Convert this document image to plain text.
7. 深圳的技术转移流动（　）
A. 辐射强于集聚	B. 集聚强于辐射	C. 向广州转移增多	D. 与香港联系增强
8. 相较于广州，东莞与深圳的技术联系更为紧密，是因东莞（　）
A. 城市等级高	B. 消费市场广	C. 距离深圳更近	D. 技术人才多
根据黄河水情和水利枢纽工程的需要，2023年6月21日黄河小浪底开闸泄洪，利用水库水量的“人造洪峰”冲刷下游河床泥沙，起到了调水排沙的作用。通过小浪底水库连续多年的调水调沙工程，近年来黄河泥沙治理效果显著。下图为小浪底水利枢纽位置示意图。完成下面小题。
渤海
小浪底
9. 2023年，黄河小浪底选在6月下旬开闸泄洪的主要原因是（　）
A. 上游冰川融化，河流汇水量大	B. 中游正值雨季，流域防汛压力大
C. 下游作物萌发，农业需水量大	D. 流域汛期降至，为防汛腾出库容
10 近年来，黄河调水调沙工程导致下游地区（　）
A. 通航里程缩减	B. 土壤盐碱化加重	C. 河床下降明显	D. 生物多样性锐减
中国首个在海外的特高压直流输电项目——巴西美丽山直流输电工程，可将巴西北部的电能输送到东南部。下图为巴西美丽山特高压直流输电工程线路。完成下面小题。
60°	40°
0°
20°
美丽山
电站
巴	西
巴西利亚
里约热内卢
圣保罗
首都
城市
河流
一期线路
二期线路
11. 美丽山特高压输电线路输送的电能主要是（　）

--

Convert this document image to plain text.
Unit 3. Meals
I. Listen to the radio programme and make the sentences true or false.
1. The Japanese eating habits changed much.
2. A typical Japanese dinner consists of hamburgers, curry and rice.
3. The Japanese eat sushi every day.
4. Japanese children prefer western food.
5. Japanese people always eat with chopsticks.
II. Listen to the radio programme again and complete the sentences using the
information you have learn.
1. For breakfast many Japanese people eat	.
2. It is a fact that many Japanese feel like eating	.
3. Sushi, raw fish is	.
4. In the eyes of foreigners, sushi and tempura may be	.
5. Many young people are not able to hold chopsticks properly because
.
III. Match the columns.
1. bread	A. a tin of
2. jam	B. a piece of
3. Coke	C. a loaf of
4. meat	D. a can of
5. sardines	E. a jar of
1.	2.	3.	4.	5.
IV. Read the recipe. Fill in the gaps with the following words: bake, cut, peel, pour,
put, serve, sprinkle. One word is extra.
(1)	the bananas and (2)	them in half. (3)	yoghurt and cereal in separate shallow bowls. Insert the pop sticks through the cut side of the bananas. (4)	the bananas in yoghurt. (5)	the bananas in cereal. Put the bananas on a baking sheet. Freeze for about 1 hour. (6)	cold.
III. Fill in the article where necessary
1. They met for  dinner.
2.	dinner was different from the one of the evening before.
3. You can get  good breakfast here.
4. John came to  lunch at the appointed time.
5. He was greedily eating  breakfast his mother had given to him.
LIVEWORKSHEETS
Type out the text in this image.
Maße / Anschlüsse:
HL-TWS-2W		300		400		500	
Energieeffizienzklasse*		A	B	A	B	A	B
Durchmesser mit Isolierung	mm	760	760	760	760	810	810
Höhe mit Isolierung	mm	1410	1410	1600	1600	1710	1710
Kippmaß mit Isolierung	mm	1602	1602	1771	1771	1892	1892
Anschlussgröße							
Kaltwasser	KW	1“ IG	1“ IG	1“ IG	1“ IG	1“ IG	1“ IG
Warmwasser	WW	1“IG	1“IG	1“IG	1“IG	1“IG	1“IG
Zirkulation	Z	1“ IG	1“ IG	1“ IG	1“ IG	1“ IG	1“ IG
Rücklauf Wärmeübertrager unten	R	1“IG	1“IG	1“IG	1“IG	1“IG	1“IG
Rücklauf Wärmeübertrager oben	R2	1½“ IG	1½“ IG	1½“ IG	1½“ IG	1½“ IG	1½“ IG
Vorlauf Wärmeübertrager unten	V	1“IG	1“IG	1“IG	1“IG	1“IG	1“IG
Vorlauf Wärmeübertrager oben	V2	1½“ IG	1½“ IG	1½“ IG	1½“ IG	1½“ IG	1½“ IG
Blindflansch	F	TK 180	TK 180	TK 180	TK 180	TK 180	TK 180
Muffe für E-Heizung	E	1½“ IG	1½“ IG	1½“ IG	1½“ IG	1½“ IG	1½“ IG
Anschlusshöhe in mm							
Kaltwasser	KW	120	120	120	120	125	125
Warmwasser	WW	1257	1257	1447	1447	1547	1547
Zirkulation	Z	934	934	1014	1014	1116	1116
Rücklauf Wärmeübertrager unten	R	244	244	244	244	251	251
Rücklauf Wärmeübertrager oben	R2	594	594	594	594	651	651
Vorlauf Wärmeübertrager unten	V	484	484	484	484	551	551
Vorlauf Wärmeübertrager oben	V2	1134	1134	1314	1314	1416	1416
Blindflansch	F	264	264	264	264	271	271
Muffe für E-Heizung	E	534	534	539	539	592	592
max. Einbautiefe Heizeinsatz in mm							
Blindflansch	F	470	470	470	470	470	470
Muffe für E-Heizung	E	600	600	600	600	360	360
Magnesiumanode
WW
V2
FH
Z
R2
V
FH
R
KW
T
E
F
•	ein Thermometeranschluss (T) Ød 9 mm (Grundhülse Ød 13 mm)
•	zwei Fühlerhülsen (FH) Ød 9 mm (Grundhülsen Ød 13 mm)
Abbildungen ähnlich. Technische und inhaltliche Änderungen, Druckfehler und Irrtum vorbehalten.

== DESCRIPTION OF THE TASK ==
Gather each line in the data that holds the string "Listen".

== FULL SOLUTION ==
I. Listen to the radio programme and make the sentences true or false.
II. Listen to the radio programme again and complete the sentences using the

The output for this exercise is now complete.